- **Exercise details**: Return the lines below that carry the word "Kids".

- **Input**:
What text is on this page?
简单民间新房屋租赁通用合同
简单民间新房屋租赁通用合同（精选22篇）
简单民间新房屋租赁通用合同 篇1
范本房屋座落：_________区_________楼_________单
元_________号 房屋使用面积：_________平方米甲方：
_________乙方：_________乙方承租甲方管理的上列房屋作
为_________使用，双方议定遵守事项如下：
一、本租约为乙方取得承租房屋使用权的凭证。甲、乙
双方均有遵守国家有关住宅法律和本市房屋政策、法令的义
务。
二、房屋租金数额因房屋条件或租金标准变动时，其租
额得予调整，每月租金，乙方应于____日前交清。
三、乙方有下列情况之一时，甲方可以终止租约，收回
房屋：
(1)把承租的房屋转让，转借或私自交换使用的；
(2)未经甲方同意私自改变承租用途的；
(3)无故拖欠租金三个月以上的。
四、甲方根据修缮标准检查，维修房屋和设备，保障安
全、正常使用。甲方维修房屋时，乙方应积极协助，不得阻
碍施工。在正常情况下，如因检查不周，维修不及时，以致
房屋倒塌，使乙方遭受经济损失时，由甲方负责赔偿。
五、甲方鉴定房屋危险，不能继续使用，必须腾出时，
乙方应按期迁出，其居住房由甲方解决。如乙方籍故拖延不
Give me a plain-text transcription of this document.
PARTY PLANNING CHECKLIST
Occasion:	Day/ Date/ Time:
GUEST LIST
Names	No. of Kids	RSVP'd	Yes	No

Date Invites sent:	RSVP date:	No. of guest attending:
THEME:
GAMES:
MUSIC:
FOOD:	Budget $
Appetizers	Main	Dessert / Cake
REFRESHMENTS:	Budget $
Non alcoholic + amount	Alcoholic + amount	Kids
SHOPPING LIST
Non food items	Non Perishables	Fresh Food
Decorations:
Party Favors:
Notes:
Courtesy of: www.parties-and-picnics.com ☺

- **Result**:
Names	No. of Kids	RSVP'd	Yes	No
Non alcoholic + amount	Alcoholic + amount	Kids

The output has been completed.